Given request – Please copy every one of the entries below verbatim, line by line, without changing a single character.

Extracted information –
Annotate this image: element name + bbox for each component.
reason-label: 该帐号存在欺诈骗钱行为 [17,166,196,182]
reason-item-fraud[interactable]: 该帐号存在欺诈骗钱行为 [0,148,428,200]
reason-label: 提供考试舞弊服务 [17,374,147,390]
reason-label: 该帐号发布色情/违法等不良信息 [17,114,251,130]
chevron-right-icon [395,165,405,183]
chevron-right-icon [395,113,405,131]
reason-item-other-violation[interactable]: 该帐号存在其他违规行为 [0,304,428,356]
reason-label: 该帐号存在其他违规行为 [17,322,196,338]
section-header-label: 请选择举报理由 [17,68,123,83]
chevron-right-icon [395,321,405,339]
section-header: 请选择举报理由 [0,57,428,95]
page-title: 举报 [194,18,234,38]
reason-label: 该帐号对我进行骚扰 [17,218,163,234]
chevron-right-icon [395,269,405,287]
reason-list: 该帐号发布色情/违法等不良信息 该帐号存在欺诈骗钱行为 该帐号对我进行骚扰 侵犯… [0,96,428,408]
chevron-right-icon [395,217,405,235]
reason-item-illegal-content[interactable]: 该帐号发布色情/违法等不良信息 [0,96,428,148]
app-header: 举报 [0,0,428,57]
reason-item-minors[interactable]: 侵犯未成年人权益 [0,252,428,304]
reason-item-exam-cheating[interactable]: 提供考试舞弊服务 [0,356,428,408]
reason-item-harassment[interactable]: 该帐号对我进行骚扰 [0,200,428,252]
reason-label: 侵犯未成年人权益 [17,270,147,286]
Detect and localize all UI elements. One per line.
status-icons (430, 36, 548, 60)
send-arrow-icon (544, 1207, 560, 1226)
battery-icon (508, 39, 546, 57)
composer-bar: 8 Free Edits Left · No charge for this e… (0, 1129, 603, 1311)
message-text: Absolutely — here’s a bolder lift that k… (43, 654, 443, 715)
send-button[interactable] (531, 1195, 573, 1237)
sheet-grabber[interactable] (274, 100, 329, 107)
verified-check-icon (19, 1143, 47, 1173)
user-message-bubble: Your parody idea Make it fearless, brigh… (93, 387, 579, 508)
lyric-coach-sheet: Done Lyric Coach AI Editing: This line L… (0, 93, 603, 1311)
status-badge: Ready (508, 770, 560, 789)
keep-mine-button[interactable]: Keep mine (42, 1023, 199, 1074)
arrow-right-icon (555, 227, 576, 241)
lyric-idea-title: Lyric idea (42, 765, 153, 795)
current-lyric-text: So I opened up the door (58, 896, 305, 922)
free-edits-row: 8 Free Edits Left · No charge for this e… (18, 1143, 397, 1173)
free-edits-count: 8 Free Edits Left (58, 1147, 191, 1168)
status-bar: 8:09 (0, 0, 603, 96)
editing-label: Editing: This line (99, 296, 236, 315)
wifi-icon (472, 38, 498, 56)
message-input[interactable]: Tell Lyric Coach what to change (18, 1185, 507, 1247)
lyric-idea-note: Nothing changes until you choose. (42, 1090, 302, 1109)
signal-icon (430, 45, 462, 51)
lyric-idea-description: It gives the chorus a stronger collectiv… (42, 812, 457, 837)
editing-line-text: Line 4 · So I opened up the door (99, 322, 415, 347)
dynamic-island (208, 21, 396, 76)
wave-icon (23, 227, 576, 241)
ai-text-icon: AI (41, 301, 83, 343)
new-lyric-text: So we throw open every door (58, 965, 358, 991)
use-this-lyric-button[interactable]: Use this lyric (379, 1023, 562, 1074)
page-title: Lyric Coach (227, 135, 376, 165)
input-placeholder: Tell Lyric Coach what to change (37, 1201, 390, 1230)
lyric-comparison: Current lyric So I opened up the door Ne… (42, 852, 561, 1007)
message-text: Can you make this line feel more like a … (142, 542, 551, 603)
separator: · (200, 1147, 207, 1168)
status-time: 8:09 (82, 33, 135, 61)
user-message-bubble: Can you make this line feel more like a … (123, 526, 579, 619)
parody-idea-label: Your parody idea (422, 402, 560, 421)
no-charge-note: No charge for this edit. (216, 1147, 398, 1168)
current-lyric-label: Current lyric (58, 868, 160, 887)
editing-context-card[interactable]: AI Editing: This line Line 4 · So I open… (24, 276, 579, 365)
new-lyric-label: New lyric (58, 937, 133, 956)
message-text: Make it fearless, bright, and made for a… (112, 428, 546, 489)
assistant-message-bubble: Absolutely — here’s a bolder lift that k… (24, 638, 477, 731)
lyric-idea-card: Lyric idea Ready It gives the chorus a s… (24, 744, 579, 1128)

Response to the task –
Annotate this image: element name + bbox for each component.
reason-label: 该帐号存在欺诈骗钱行为 [17,166,196,182]
reason-item-fraud[interactable]: 该帐号存在欺诈骗钱行为 [0,148,428,200]
reason-label: 提供考试舞弊服务 [17,374,147,390]
reason-label: 该帐号发布色情/违法等不良信息 [17,114,251,130]
chevron-right-icon [395,165,405,183]
chevron-right-icon [395,113,405,131]
reason-item-other-violation[interactable]: 该帐号存在其他违规行为 [0,304,428,356]
reason-label: 该帐号存在其他违规行为 [17,322,196,338]
section-header-label: 请选择举报理由 [17,68,123,83]
chevron-right-icon [395,321,405,339]
section-header: 请选择举报理由 [0,57,428,95]
page-title: 举报 [194,18,234,38]
reason-label: 该帐号对我进行骚扰 [17,218,163,234]
chevron-right-icon [395,269,405,287]
reason-list: 该帐号发布色情/违法等不良信息 该帐号存在欺诈骗钱行为 该帐号对我进行骚扰 侵犯… [0,96,428,408]
chevron-right-icon [395,217,405,235]
reason-item-illegal-content[interactable]: 该帐号发布色情/违法等不良信息 [0,96,428,148]
app-header: 举报 [0,0,428,57]
reason-item-minors[interactable]: 侵犯未成年人权益 [0,252,428,304]
reason-item-exam-cheating[interactable]: 提供考试舞弊服务 [0,356,428,408]
reason-item-harassment[interactable]: 该帐号对我进行骚扰 [0,200,428,252]
reason-label: 侵犯未成年人权益 [17,270,147,286]
Detect and localize all UI elements. One per line.
status-icons (430, 36, 548, 60)
send-arrow-icon (544, 1207, 560, 1226)
battery-icon (508, 39, 546, 57)
composer-bar: 8 Free Edits Left · No charge for this e… (0, 1129, 603, 1311)
message-text: Absolutely — here’s a bolder lift that k… (43, 654, 443, 715)
send-button[interactable] (531, 1195, 573, 1237)
sheet-grabber[interactable] (274, 100, 329, 107)
verified-check-icon (19, 1143, 47, 1173)
user-message-bubble: Your parody idea Make it fearless, brigh… (93, 387, 579, 508)
lyric-coach-sheet: Done Lyric Coach AI Editing: This line L… (0, 93, 603, 1311)
status-badge: Ready (508, 770, 560, 789)
keep-mine-button[interactable]: Keep mine (42, 1023, 199, 1074)
arrow-right-icon (555, 227, 576, 241)
lyric-idea-title: Lyric idea (42, 765, 153, 795)
current-lyric-text: So I opened up the door (58, 896, 305, 922)
free-edits-row: 8 Free Edits Left · No charge for this e… (18, 1143, 397, 1173)
free-edits-count: 8 Free Edits Left (58, 1147, 191, 1168)
status-bar: 8:09 (0, 0, 603, 96)
editing-label: Editing: This line (99, 296, 236, 315)
wifi-icon (472, 38, 498, 56)
message-input[interactable]: Tell Lyric Coach what to change (18, 1185, 507, 1247)
lyric-idea-note: Nothing changes until you choose. (42, 1090, 302, 1109)
signal-icon (430, 45, 462, 51)
lyric-idea-description: It gives the chorus a stronger collectiv… (42, 812, 457, 837)
editing-line-text: Line 4 · So I opened up the door (99, 322, 415, 347)
dynamic-island (208, 21, 396, 76)
wave-icon (23, 227, 576, 241)
ai-text-icon: AI (41, 301, 83, 343)
new-lyric-text: So we throw open every door (58, 965, 358, 991)
use-this-lyric-button[interactable]: Use this lyric (379, 1023, 562, 1074)
page-title: Lyric Coach (227, 135, 376, 165)
input-placeholder: Tell Lyric Coach what to change (37, 1201, 390, 1230)
lyric-comparison: Current lyric So I opened up the door Ne… (42, 852, 561, 1007)
message-text: Can you make this line feel more like a … (142, 542, 551, 603)
separator: · (200, 1147, 207, 1168)
status-time: 8:09 (82, 33, 135, 61)
user-message-bubble: Can you make this line feel more like a … (123, 526, 579, 619)
parody-idea-label: Your parody idea (422, 402, 560, 421)
no-charge-note: No charge for this edit. (216, 1147, 398, 1168)
current-lyric-label: Current lyric (58, 868, 160, 887)
editing-context-card[interactable]: AI Editing: This line Line 4 · So I open… (24, 276, 579, 365)
new-lyric-label: New lyric (58, 937, 133, 956)
message-text: Make it fearless, bright, and made for a… (112, 428, 546, 489)
assistant-message-bubble: Absolutely — here’s a bolder lift that k… (24, 638, 477, 731)
lyric-idea-card: Lyric idea Ready It gives the chorus a s… (24, 744, 579, 1128)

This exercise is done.